* **Collected data**:
---------------
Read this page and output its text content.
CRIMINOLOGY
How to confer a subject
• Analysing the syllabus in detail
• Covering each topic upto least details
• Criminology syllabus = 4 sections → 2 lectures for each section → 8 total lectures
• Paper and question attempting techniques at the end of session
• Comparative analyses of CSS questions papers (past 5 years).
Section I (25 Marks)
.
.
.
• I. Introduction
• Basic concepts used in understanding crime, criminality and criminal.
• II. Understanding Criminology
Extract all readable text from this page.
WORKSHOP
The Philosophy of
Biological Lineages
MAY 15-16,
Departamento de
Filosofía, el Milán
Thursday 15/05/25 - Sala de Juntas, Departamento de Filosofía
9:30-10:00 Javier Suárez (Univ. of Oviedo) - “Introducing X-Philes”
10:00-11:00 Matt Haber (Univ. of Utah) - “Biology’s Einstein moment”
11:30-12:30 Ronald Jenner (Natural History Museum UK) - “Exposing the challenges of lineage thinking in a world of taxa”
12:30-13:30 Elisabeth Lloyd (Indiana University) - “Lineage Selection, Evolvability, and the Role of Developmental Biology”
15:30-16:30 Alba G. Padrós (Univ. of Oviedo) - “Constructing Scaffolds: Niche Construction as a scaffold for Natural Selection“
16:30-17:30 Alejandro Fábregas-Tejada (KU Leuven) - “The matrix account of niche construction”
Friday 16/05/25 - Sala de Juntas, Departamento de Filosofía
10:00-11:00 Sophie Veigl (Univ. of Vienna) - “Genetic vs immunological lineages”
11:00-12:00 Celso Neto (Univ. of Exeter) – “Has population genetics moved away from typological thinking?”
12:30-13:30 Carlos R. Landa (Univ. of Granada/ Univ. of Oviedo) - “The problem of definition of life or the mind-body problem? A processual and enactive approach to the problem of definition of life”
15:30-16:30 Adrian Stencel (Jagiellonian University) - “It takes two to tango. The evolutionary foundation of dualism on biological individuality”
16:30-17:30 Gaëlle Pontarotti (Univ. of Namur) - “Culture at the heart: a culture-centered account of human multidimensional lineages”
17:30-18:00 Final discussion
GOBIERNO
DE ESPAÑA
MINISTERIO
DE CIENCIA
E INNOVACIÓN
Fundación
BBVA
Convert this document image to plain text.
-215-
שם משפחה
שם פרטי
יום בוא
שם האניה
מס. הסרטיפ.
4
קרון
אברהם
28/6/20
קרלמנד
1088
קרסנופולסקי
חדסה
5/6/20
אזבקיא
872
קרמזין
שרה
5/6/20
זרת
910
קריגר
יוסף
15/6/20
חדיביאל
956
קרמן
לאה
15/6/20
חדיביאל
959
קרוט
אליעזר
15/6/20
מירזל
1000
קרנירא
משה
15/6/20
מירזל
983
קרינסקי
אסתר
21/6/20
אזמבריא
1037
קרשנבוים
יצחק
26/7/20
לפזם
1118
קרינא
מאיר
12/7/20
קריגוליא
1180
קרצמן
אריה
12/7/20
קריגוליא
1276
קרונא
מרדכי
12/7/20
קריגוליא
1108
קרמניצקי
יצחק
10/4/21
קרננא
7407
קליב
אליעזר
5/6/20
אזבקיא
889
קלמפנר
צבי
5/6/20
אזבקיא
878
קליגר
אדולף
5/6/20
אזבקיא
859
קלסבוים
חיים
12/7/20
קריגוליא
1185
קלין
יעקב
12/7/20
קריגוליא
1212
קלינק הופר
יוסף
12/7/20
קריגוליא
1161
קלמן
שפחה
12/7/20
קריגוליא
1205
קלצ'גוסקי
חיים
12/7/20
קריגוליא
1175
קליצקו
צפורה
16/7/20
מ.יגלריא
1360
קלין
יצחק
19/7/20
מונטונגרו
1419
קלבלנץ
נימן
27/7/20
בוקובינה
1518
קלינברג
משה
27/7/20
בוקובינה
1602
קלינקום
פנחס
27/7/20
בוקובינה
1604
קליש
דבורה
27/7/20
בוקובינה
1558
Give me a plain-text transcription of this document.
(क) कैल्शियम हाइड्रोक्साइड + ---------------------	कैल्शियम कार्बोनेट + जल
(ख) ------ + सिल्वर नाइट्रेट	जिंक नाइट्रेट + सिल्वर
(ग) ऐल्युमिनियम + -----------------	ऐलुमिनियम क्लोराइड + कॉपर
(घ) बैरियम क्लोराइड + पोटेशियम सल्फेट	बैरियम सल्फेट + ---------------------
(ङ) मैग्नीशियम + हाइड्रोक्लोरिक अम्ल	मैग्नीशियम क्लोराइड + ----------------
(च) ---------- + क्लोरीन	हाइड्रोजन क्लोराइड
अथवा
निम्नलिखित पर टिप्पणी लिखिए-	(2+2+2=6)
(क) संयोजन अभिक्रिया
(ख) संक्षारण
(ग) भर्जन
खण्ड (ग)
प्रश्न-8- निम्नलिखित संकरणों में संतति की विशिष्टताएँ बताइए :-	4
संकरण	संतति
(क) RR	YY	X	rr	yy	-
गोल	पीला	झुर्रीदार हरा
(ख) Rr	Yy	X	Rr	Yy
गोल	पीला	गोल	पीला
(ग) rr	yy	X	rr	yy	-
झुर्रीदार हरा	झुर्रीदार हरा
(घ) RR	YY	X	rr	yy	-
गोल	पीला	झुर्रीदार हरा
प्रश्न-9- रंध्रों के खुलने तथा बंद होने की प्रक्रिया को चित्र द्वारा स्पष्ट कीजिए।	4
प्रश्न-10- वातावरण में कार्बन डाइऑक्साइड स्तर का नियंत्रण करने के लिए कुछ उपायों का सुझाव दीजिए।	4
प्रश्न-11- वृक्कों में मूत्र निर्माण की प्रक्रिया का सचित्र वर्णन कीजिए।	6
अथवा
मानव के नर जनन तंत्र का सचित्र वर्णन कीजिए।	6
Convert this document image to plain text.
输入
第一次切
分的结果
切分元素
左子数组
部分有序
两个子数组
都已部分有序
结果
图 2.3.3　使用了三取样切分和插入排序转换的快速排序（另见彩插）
---------------
* **To do**: From the entries above, copy every line containing the word "account".

* **The answer**:
16:30-17:30 Alejandro Fábregas-Tejada (KU Leuven) - “The matrix account of niche construction”
16:30-17:30 Gaëlle Pontarotti (Univ. of Namur) - “Culture at the heart: a culture-centered account of human multidimensional lineages”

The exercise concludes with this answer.